**Description of the task**
Will you output all of the data below exactly, omitting the images?

-------- Dataset entries --------

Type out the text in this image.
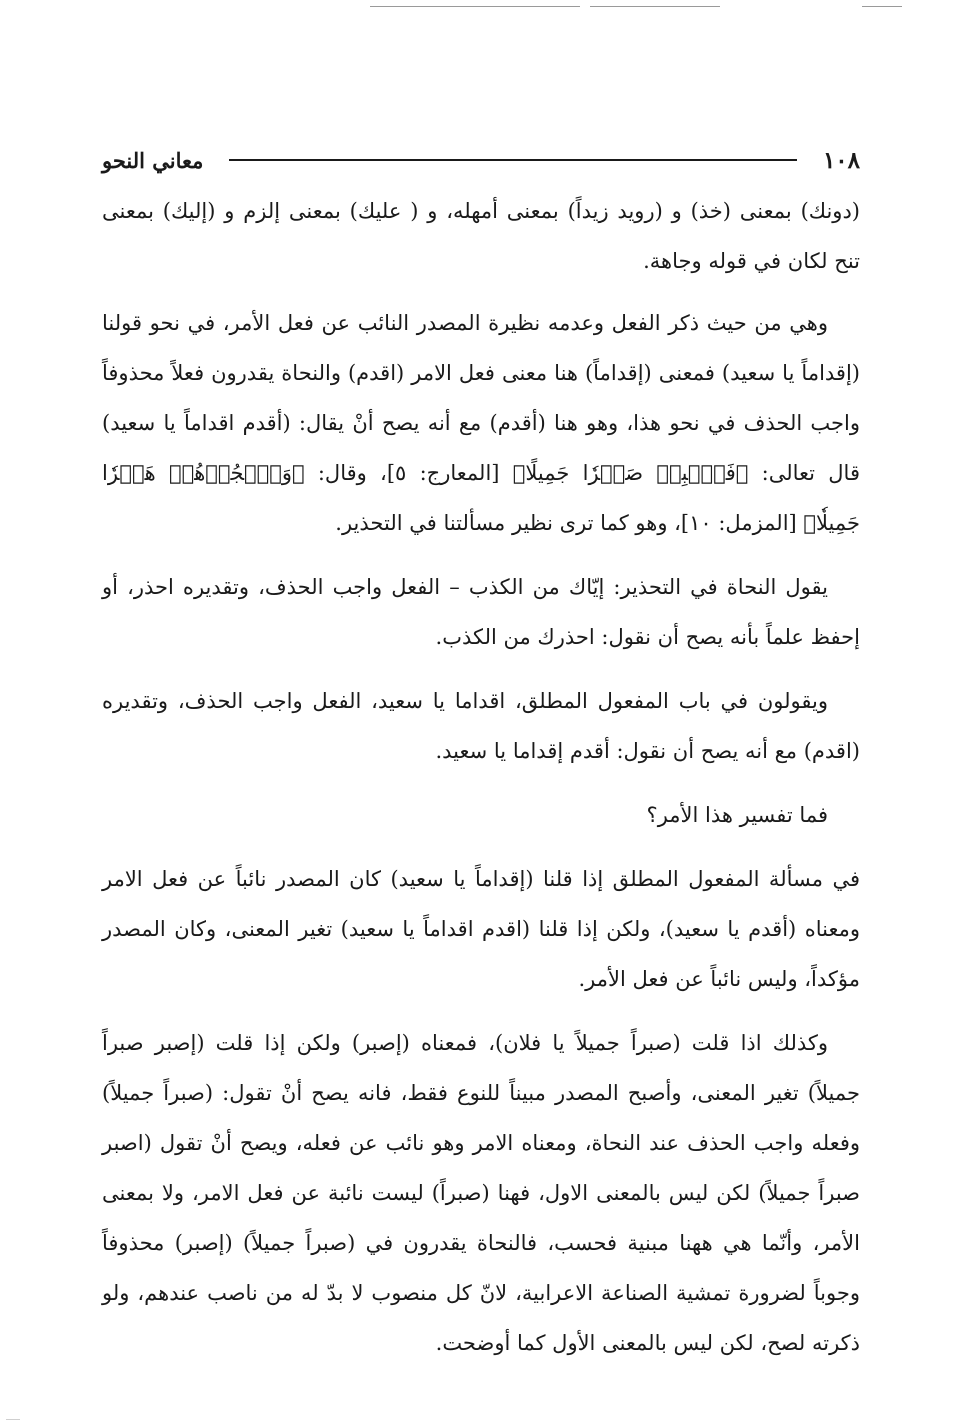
١٠٨
معاني النحو

(دونك) بمعنى (خذ) و (رويد زيداً) بمعنى أمهله، و ( عليك) بمعنى إلزم و (إليك) بمعنى تنح لكان في قوله وجاهة.

وهي من حيث ذكر الفعل وعدمه نظيرة المصدر النائب عن فعل الأمر، في نحو قولنا (إقداماً يا سعيد) فمعنى (إقداماً) هنا معنى فعل الامر (اقدم) والنحاة يقدرون فعلاً محذوفاً واجب الحذف في نحو هذا، وهو هنا (أقدم) مع أنه يصح أنْ يقال: (أقدم اقداماً يا سعيد) قال تعالى: ﴿فَٱصۡبِرۡ صَبۡرٗا جَمِيلًا﴾ [المعارج: ٥]، وقال: ﴿وَٱهۡجُرۡهُمۡ هَجۡرٗا جَمِيلٗا﴾ [المزمل: ١٠]، وهو كما ترى نظير مسألتنا في التحذير.

يقول النحاة في التحذير: إيّاك من الكذب – الفعل واجب الحذف، وتقديره احذر، أو إحفظ علماً بأنه يصح أن نقول: احذرك من الكذب.

ويقولون في باب المفعول المطلق، اقداما يا سعيد، الفعل واجب الحذف، وتقديره (اقدم) مع أنه يصح أن نقول: أقدم إقداما يا سعيد.

فما تفسير هذا الأمر؟

في مسألة المفعول المطلق إذا قلنا (إقداماً يا سعيد) كان المصدر نائباً عن فعل الامر ومعناه (أقدم يا سعيد)، ولكن إذا قلنا (اقدم اقداماً يا سعيد) تغير المعنى، وكان المصدر مؤكداً، وليس نائباً عن فعل الأمر.

وكذلك اذا قلت (صبراً جميلاً يا فلان)، فمعناه (إصبر) ولكن إذا قلت (إصبر صبراً جميلاً) تغير المعنى، وأصبح المصدر مبيناً للنوع فقط، فانه يصح أنْ تقول: (صبراً جميلاً) وفعله واجب الحذف عند النحاة، ومعناه الامر وهو نائب عن فعله، ويصح أنْ تقول (اصبر صبراً جميلاً) لكن ليس بالمعنى الاول، فهنا (صبراً) ليست نائبة عن فعل الامر، ولا بمعنى الأمر، وأنّما هي ههنا مبنية فحسب، فالنحاة يقدرون في (صبراً جميلاً) (إصبر) محذوفاً وجوباً لضرورة تمشية الصناعة الاعرابية، لانّ كل منصوب لا بدّ له من ناصب عندهم، ولو ذكرته لصح، لكن ليس بالمعنى الأول كما أوضحت.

--------

**Answer to the exercise**
Type out the text in this image.
١٠٨
معاني النحو

(دونك) بمعنى (خذ) و (رويد زيداً) بمعنى أمهله، و ( عليك) بمعنى إلزم و (إليك) بمعنى تنح لكان في قوله وجاهة.

وهي من حيث ذكر الفعل وعدمه نظيرة المصدر النائب عن فعل الأمر، في نحو قولنا (إقداماً يا سعيد) فمعنى (إقداماً) هنا معنى فعل الامر (اقدم) والنحاة يقدرون فعلاً محذوفاً واجب الحذف في نحو هذا، وهو هنا (أقدم) مع أنه يصح أنْ يقال: (أقدم اقداماً يا سعيد) قال تعالى: ﴿فَٱصۡبِرۡ صَبۡرٗا جَمِيلًا﴾ [المعارج: ٥]، وقال: ﴿وَٱهۡجُرۡهُمۡ هَجۡرٗا جَمِيلٗا﴾ [المزمل: ١٠]، وهو كما ترى نظير مسألتنا في التحذير.

يقول النحاة في التحذير: إيّاك من الكذب – الفعل واجب الحذف، وتقديره احذر، أو إحفظ علماً بأنه يصح أن نقول: احذرك من الكذب.

ويقولون في باب المفعول المطلق، اقداما يا سعيد، الفعل واجب الحذف، وتقديره (اقدم) مع أنه يصح أن نقول: أقدم إقداما يا سعيد.

فما تفسير هذا الأمر؟

في مسألة المفعول المطلق إذا قلنا (إقداماً يا سعيد) كان المصدر نائباً عن فعل الامر ومعناه (أقدم يا سعيد)، ولكن إذا قلنا (اقدم اقداماً يا سعيد) تغير المعنى، وكان المصدر مؤكداً، وليس نائباً عن فعل الأمر.

وكذلك اذا قلت (صبراً جميلاً يا فلان)، فمعناه (إصبر) ولكن إذا قلت (إصبر صبراً جميلاً) تغير المعنى، وأصبح المصدر مبيناً للنوع فقط، فانه يصح أنْ تقول: (صبراً جميلاً) وفعله واجب الحذف عند النحاة، ومعناه الامر وهو نائب عن فعله، ويصح أنْ تقول (اصبر صبراً جميلاً) لكن ليس بالمعنى الاول، فهنا (صبراً) ليست نائبة عن فعل الامر، ولا بمعنى الأمر، وأنّما هي ههنا مبنية فحسب، فالنحاة يقدرون في (صبراً جميلاً) (إصبر) محذوفاً وجوباً لضرورة تمشية الصناعة الاعرابية، لانّ كل منصوب لا بدّ له من ناصب عندهم، ولو ذكرته لصح، لكن ليس بالمعنى الأول كما أوضحت.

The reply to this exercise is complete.